▸ **WHAT YOU HAVE TO DO**
Return, word for word, every line that follows.

[Start INFORMATION GIVEN]

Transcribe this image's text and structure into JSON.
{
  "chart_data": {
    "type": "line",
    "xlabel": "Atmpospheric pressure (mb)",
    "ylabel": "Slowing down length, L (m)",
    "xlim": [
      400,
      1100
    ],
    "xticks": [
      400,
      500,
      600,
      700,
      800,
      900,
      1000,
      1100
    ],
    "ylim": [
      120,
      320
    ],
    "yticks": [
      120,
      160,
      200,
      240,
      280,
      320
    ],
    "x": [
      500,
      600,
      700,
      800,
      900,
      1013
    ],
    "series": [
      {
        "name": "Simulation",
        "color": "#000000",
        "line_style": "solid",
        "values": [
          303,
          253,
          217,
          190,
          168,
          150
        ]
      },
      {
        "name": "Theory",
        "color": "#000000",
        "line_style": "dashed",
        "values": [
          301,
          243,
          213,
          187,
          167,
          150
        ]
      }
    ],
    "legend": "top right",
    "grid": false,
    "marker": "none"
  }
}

[End INFORMATION GIVEN]

▸ **ANSWER IN FULL**
Transcribe this image's text and structure into JSON.
{
  "chart_data": {
    "type": "line",
    "xlabel": "Atmpospheric pressure (mb)",
    "ylabel": "Slowing down length, L (m)",
    "xlim": [
      400,
      1100
    ],
    "xticks": [
      400,
      500,
      600,
      700,
      800,
      900,
      1000,
      1100
    ],
    "ylim": [
      120,
      320
    ],
    "yticks": [
      120,
      160,
      200,
      240,
      280,
      320
    ],
    "x": [
      500,
      600,
      700,
      800,
      900,
      1013
    ],
    "series": [
      {
        "name": "Simulation",
        "color": "#000000",
        "line_style": "solid",
        "values": [
          303,
          253,
          217,
          190,
          168,
          150
        ]
      },
      {
        "name": "Theory",
        "color": "#000000",
        "line_style": "dashed",
        "values": [
          301,
          243,
          213,
          187,
          167,
          150
        ]
      }
    ],
    "legend": "top right",
    "grid": false,
    "marker": "none"
  }
}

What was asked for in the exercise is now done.